[Some records]:
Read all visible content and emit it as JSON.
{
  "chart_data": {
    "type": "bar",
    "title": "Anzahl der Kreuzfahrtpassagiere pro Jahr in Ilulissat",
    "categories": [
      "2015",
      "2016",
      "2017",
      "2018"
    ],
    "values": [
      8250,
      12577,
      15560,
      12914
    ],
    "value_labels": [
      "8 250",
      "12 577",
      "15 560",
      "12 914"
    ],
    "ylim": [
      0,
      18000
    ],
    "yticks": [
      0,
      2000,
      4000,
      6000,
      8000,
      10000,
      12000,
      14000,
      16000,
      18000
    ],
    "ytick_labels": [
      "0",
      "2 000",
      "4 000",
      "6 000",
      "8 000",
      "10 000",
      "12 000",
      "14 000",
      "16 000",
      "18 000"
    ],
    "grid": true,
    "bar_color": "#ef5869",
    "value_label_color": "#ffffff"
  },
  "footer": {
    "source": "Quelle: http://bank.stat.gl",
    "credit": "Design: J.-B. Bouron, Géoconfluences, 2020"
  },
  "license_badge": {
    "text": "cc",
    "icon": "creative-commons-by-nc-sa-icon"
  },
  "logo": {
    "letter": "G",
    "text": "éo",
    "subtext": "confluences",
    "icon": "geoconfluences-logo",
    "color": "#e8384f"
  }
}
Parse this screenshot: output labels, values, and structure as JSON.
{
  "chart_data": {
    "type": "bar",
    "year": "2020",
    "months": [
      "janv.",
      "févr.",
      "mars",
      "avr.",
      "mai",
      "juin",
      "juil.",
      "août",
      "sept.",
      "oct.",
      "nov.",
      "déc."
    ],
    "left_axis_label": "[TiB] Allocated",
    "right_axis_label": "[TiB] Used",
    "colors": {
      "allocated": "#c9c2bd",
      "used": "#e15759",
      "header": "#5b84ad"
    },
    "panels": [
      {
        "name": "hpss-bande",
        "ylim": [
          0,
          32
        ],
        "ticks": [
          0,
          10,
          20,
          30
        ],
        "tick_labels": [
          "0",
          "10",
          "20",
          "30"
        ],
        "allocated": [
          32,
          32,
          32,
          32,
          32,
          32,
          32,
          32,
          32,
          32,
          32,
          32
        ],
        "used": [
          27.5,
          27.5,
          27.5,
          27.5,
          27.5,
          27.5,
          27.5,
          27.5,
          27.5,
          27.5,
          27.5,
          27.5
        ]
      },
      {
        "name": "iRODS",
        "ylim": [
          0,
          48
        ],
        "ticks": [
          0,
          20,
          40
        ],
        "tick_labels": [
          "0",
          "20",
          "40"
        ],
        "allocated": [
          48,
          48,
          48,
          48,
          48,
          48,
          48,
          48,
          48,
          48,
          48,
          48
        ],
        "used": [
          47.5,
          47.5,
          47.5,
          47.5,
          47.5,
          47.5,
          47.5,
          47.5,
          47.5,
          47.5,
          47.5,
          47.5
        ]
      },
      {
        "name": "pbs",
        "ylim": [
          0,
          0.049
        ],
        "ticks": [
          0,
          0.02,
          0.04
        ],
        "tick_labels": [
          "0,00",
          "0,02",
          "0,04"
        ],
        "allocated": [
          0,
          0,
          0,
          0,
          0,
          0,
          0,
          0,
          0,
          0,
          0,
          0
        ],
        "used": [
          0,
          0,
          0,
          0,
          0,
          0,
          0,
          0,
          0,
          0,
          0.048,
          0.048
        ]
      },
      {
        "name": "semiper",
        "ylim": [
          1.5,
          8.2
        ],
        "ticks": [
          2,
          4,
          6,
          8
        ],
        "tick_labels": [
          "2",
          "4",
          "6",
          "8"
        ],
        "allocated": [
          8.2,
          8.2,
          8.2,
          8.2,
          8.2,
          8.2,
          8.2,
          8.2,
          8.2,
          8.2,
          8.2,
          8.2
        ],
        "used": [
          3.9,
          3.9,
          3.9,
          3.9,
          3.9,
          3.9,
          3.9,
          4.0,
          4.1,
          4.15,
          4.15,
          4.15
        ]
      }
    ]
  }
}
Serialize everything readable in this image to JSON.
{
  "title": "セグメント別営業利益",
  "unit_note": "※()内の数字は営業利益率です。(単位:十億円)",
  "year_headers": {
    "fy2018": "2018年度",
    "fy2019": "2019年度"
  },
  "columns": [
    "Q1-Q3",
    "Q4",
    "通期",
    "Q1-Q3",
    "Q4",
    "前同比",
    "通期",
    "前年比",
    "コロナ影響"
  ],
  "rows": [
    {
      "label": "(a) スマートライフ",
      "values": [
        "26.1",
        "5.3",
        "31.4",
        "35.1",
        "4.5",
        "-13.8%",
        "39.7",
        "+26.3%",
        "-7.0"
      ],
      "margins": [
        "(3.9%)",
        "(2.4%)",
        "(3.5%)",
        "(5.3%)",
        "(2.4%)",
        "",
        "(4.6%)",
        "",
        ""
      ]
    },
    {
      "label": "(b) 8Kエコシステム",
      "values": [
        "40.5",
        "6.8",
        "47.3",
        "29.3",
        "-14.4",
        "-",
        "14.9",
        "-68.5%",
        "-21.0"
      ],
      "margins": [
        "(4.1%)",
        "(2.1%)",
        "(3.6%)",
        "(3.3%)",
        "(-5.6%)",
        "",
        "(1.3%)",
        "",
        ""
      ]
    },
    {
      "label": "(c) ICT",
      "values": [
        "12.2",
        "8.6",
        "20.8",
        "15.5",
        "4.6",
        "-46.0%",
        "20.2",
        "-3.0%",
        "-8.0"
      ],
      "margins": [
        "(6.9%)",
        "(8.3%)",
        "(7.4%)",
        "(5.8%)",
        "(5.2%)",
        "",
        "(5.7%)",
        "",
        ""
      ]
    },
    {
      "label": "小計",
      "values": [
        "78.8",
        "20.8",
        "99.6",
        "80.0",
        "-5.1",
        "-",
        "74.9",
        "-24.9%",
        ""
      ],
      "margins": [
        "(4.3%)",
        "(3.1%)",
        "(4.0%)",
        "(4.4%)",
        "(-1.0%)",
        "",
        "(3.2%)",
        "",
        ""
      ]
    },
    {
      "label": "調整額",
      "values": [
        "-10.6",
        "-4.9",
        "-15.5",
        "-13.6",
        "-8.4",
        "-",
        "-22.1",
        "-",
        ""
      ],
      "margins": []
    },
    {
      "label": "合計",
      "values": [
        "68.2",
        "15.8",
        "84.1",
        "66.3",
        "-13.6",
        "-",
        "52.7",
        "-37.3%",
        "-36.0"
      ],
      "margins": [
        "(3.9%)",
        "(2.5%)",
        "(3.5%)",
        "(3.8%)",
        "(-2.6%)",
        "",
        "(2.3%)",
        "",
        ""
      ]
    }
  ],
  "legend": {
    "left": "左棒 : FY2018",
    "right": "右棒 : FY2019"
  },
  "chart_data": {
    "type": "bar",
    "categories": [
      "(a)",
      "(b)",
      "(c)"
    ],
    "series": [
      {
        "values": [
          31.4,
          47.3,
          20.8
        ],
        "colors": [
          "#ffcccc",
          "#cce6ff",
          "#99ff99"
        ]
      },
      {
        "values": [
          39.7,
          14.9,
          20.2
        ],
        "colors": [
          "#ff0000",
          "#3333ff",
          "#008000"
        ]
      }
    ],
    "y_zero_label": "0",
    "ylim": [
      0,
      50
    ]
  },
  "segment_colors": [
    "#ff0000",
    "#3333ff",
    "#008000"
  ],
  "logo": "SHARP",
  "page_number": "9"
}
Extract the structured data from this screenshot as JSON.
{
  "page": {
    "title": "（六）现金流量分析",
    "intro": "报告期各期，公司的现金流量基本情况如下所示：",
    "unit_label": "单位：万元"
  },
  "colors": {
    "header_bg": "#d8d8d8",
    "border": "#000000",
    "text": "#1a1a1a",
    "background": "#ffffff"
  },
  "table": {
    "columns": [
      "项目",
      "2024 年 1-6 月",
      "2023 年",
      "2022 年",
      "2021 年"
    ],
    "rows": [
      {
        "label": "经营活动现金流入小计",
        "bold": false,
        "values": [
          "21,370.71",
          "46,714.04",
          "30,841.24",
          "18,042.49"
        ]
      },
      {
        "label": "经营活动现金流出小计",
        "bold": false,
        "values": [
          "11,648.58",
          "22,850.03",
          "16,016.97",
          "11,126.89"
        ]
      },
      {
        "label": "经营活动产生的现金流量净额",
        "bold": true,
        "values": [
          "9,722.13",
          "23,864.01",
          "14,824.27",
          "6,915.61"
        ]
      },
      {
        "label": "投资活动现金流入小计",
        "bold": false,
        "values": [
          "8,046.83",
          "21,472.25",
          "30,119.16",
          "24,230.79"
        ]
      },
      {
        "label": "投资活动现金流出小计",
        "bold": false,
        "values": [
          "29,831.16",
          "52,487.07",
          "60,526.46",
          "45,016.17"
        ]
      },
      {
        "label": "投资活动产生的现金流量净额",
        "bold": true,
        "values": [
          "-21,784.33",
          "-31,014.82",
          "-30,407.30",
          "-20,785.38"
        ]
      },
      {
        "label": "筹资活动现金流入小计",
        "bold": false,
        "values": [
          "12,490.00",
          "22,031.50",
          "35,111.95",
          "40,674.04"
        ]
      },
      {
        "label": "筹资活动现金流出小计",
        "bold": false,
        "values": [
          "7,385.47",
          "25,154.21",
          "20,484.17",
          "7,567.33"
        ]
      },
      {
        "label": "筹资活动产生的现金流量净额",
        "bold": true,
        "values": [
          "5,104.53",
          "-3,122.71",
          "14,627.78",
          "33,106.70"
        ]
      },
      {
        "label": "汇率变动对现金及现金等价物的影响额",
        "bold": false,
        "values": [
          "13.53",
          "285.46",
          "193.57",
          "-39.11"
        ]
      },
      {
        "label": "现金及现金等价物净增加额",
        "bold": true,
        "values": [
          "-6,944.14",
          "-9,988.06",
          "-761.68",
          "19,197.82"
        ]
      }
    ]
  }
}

[Directive]:
Find the word "title" in the entries above and gather every line that holds it.

[The completed task]:
    "title": "Anzahl der Kreuzfahrtpassagiere pro Jahr in Ilulissat",
  "title": "セグメント別営業利益",
    "title": "（六）现金流量分析",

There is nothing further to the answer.